Directions —
Retype every record below exactly as it is written.

Collected data entries
▶

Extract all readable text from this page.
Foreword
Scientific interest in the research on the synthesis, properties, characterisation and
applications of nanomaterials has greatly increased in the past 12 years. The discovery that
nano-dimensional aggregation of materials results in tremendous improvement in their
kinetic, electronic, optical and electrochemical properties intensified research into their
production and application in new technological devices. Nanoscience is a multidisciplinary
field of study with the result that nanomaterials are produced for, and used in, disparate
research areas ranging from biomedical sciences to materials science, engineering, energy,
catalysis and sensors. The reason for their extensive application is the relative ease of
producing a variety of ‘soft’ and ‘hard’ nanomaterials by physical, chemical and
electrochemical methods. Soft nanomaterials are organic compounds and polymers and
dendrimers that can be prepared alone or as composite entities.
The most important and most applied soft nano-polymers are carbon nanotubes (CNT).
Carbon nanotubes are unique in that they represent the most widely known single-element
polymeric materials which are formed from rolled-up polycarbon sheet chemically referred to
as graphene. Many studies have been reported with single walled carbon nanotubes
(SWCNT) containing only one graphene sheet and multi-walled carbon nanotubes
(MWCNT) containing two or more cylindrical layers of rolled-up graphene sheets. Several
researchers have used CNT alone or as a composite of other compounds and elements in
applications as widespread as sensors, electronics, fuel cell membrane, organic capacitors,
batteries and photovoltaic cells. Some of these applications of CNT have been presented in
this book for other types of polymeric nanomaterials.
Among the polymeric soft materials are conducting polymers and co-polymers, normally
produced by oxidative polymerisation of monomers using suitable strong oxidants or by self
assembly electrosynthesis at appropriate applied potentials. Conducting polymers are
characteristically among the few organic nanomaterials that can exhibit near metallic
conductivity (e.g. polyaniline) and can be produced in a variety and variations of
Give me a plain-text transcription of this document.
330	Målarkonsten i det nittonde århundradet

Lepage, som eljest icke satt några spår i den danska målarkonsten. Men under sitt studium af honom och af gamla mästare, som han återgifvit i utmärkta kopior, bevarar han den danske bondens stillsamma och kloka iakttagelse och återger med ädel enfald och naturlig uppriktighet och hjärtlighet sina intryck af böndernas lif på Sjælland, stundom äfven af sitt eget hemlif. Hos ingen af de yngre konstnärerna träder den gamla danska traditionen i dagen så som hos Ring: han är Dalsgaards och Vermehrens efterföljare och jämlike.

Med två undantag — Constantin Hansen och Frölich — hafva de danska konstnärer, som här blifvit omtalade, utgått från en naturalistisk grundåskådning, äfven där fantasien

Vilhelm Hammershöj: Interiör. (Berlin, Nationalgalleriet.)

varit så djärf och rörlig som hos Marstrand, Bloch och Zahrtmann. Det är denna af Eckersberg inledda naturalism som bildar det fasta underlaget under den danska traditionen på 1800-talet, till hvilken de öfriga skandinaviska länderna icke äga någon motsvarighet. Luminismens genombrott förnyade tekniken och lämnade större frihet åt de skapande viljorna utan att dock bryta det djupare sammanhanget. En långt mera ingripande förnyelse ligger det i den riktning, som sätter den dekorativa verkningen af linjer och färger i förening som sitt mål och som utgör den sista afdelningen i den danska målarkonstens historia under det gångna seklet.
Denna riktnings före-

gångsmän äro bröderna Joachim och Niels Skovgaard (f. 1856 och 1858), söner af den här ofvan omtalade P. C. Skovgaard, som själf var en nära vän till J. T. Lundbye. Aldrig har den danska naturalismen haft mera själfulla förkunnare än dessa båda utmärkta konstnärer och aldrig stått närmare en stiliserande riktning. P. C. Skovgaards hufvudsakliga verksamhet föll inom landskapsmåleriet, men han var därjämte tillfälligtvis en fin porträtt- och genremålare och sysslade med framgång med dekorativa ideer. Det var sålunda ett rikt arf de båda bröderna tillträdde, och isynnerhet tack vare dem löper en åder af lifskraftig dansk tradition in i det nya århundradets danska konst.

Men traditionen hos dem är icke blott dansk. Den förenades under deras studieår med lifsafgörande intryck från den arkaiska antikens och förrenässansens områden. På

◀

Your response —
Extract all readable text from this page.
Foreword
Scientific interest in the research on the synthesis, properties, characterisation and
applications of nanomaterials has greatly increased in the past 12 years. The discovery that
nano-dimensional aggregation of materials results in tremendous improvement in their
kinetic, electronic, optical and electrochemical properties intensified research into their
production and application in new technological devices. Nanoscience is a multidisciplinary
field of study with the result that nanomaterials are produced for, and used in, disparate
research areas ranging from biomedical sciences to materials science, engineering, energy,
catalysis and sensors. The reason for their extensive application is the relative ease of
producing a variety of ‘soft’ and ‘hard’ nanomaterials by physical, chemical and
electrochemical methods. Soft nanomaterials are organic compounds and polymers and
dendrimers that can be prepared alone or as composite entities.
The most important and most applied soft nano-polymers are carbon nanotubes (CNT).
Carbon nanotubes are unique in that they represent the most widely known single-element
polymeric materials which are formed from rolled-up polycarbon sheet chemically referred to
as graphene. Many studies have been reported with single walled carbon nanotubes
(SWCNT) containing only one graphene sheet and multi-walled carbon nanotubes
(MWCNT) containing two or more cylindrical layers of rolled-up graphene sheets. Several
researchers have used CNT alone or as a composite of other compounds and elements in
applications as widespread as sensors, electronics, fuel cell membrane, organic capacitors,
batteries and photovoltaic cells. Some of these applications of CNT have been presented in
this book for other types of polymeric nanomaterials.
Among the polymeric soft materials are conducting polymers and co-polymers, normally
produced by oxidative polymerisation of monomers using suitable strong oxidants or by self
assembly electrosynthesis at appropriate applied potentials. Conducting polymers are
characteristically among the few organic nanomaterials that can exhibit near metallic
conductivity (e.g. polyaniline) and can be produced in a variety and variations of
Give me a plain-text transcription of this document.
330	Målarkonsten i det nittonde århundradet

Lepage, som eljest icke satt några spår i den danska målarkonsten. Men under sitt studium af honom och af gamla mästare, som han återgifvit i utmärkta kopior, bevarar han den danske bondens stillsamma och kloka iakttagelse och återger med ädel enfald och naturlig uppriktighet och hjärtlighet sina intryck af böndernas lif på Sjælland, stundom äfven af sitt eget hemlif. Hos ingen af de yngre konstnärerna träder den gamla danska traditionen i dagen så som hos Ring: han är Dalsgaards och Vermehrens efterföljare och jämlike.

Med två undantag — Constantin Hansen och Frölich — hafva de danska konstnärer, som här blifvit omtalade, utgått från en naturalistisk grundåskådning, äfven där fantasien

Vilhelm Hammershöj: Interiör. (Berlin, Nationalgalleriet.)

varit så djärf och rörlig som hos Marstrand, Bloch och Zahrtmann. Det är denna af Eckersberg inledda naturalism som bildar det fasta underlaget under den danska traditionen på 1800-talet, till hvilken de öfriga skandinaviska länderna icke äga någon motsvarighet. Luminismens genombrott förnyade tekniken och lämnade större frihet åt de skapande viljorna utan att dock bryta det djupare sammanhanget. En långt mera ingripande förnyelse ligger det i den riktning, som sätter den dekorativa verkningen af linjer och färger i förening som sitt mål och som utgör den sista afdelningen i den danska målarkonstens historia under det gångna seklet.
Denna riktnings före-

gångsmän äro bröderna Joachim och Niels Skovgaard (f. 1856 och 1858), söner af den här ofvan omtalade P. C. Skovgaard, som själf var en nära vän till J. T. Lundbye. Aldrig har den danska naturalismen haft mera själfulla förkunnare än dessa båda utmärkta konstnärer och aldrig stått närmare en stiliserande riktning. P. C. Skovgaards hufvudsakliga verksamhet föll inom landskapsmåleriet, men han var därjämte tillfälligtvis en fin porträtt- och genremålare och sysslade med framgång med dekorativa ideer. Det var sålunda ett rikt arf de båda bröderna tillträdde, och isynnerhet tack vare dem löper en åder af lifskraftig dansk tradition in i det nya århundradets danska konst.

Men traditionen hos dem är icke blott dansk. Den förenades under deras studieår med lifsafgörande intryck från den arkaiska antikens och förrenässansens områden. På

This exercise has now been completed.